TASK INSTRUCTIONS
Check each line of the listing for the string "plain", count the lines that have it, and answer with that number only.
··· MATERIAL PROVIDED
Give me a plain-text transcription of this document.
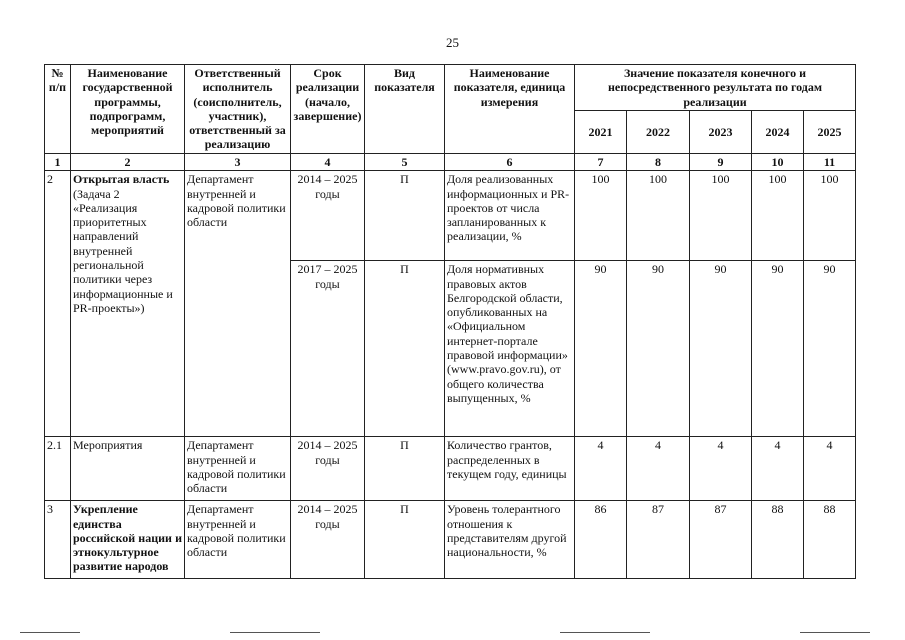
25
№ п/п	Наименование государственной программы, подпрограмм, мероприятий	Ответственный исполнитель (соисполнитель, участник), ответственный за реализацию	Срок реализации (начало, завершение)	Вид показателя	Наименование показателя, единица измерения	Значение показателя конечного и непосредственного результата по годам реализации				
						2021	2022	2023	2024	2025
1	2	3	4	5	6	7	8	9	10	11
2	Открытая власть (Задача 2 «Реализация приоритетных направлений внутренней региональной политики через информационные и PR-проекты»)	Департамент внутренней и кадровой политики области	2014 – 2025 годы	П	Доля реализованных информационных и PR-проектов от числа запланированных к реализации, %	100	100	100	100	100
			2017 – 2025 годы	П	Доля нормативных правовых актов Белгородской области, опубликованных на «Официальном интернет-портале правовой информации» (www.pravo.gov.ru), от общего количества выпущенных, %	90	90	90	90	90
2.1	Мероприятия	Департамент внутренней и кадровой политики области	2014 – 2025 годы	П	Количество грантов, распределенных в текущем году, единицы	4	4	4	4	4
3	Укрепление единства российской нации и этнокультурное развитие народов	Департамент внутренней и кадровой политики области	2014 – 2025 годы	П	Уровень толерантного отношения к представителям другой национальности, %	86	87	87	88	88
······
··· MATERIAL PROVIDED
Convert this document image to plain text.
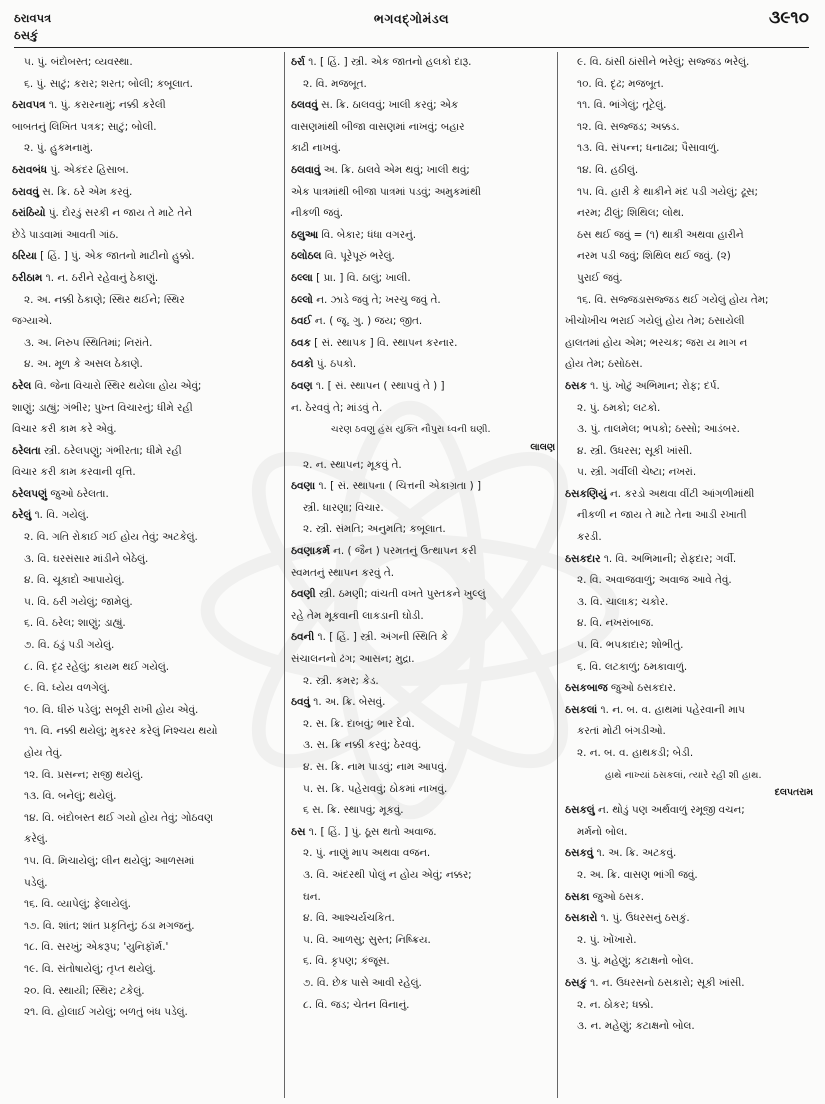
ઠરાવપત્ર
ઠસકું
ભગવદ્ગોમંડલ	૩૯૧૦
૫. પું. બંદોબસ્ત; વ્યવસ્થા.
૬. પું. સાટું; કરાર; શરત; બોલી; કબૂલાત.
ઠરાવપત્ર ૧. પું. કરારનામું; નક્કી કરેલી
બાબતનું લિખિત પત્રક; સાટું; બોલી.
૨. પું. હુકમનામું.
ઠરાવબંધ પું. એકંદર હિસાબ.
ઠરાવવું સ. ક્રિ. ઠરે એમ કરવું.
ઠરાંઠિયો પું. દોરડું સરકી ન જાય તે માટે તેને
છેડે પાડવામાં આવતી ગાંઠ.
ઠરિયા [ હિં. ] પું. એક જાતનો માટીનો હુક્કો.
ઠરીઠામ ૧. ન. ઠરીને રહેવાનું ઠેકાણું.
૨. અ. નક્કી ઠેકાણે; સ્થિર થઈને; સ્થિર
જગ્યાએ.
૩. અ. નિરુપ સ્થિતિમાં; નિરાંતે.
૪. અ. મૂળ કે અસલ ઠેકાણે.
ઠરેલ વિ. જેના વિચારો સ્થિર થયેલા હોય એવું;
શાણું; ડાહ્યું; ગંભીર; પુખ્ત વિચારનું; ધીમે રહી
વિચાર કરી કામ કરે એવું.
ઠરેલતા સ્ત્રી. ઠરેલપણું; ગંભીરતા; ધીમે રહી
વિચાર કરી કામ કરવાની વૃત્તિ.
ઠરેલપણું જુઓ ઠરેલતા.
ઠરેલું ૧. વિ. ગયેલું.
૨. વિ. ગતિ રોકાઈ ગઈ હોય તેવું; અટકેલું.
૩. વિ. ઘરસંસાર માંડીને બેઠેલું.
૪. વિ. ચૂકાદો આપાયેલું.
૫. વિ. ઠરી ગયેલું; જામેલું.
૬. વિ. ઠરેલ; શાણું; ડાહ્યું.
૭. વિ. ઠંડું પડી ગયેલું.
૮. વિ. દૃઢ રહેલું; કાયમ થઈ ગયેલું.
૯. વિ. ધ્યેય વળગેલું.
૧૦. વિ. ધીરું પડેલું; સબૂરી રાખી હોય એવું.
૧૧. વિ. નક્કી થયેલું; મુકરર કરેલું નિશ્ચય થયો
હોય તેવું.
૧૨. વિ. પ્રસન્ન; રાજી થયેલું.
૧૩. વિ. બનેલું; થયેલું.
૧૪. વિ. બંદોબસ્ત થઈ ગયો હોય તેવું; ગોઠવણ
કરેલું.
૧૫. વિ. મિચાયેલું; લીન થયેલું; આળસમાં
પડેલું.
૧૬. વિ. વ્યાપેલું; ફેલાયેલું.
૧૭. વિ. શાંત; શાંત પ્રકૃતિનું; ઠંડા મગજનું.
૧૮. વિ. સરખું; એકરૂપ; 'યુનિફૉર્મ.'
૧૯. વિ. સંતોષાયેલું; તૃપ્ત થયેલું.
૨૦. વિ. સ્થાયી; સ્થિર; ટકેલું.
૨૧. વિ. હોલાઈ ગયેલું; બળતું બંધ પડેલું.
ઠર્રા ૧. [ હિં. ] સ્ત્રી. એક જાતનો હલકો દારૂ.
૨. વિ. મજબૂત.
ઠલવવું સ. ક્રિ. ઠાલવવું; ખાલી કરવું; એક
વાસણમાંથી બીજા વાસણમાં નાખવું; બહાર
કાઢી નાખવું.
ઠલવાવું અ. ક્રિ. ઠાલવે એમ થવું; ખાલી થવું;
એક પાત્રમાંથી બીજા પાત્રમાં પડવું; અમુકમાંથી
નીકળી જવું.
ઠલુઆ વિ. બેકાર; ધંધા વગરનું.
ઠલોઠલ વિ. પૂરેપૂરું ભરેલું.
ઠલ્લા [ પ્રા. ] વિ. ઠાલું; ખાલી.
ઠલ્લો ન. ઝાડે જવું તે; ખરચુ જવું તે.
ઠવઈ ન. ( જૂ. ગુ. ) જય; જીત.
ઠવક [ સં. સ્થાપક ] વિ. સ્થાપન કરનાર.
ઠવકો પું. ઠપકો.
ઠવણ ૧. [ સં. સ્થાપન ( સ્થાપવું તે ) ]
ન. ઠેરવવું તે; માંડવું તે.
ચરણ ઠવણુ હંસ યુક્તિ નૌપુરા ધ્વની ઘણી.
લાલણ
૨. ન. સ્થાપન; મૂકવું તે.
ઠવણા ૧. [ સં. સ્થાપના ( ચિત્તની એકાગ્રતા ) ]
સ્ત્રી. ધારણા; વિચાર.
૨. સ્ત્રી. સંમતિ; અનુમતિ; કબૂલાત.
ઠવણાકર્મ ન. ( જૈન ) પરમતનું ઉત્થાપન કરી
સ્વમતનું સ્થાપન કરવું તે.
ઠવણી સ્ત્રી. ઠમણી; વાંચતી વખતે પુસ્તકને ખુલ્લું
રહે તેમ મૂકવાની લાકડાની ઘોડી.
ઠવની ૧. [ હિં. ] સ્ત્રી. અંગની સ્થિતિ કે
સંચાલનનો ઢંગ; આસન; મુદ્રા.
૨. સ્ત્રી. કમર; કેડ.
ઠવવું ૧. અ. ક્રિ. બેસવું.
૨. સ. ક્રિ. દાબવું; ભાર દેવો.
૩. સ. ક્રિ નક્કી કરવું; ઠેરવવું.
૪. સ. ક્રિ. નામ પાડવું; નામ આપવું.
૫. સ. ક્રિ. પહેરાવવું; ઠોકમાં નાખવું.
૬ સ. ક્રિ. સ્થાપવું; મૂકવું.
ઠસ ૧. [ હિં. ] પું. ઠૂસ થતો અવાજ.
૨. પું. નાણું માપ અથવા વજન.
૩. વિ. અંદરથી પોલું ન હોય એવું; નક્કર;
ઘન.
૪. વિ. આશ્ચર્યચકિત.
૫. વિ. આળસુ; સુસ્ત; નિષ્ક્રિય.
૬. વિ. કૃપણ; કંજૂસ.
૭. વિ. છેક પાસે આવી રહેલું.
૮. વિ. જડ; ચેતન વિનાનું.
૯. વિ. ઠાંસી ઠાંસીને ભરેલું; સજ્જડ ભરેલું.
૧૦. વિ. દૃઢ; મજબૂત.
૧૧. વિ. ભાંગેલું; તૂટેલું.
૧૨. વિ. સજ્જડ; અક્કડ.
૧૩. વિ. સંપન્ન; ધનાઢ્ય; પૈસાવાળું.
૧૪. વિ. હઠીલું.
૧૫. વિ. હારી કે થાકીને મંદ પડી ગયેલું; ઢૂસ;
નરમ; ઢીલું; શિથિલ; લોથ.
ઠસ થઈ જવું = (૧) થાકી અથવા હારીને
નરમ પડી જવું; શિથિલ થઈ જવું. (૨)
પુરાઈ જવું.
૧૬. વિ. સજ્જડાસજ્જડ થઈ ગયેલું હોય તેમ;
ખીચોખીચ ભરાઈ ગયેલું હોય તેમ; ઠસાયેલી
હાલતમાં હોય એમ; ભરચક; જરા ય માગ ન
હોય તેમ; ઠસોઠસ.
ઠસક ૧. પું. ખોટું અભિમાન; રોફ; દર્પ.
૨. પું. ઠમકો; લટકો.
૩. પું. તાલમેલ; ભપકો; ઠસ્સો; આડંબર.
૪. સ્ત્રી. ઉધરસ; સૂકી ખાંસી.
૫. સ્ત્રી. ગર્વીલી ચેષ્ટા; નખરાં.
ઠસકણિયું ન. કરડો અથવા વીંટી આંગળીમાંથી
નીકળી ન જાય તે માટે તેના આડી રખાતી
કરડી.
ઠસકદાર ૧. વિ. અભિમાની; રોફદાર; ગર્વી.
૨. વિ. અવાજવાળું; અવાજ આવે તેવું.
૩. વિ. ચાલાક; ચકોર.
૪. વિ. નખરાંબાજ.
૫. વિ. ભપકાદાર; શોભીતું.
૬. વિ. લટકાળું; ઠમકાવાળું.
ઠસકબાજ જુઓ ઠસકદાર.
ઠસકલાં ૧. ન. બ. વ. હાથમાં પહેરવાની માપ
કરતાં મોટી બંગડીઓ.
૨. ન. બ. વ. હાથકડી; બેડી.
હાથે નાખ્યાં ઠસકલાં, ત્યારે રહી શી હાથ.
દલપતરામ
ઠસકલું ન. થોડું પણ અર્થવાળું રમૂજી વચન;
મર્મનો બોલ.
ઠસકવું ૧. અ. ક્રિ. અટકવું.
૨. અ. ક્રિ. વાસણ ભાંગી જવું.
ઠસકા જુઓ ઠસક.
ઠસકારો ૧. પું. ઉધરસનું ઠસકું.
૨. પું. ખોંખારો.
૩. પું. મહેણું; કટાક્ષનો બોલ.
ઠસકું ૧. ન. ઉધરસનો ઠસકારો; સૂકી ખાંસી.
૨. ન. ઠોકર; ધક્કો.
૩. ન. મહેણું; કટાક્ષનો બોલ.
······
RESPONSE TO THIS EXERCISE
2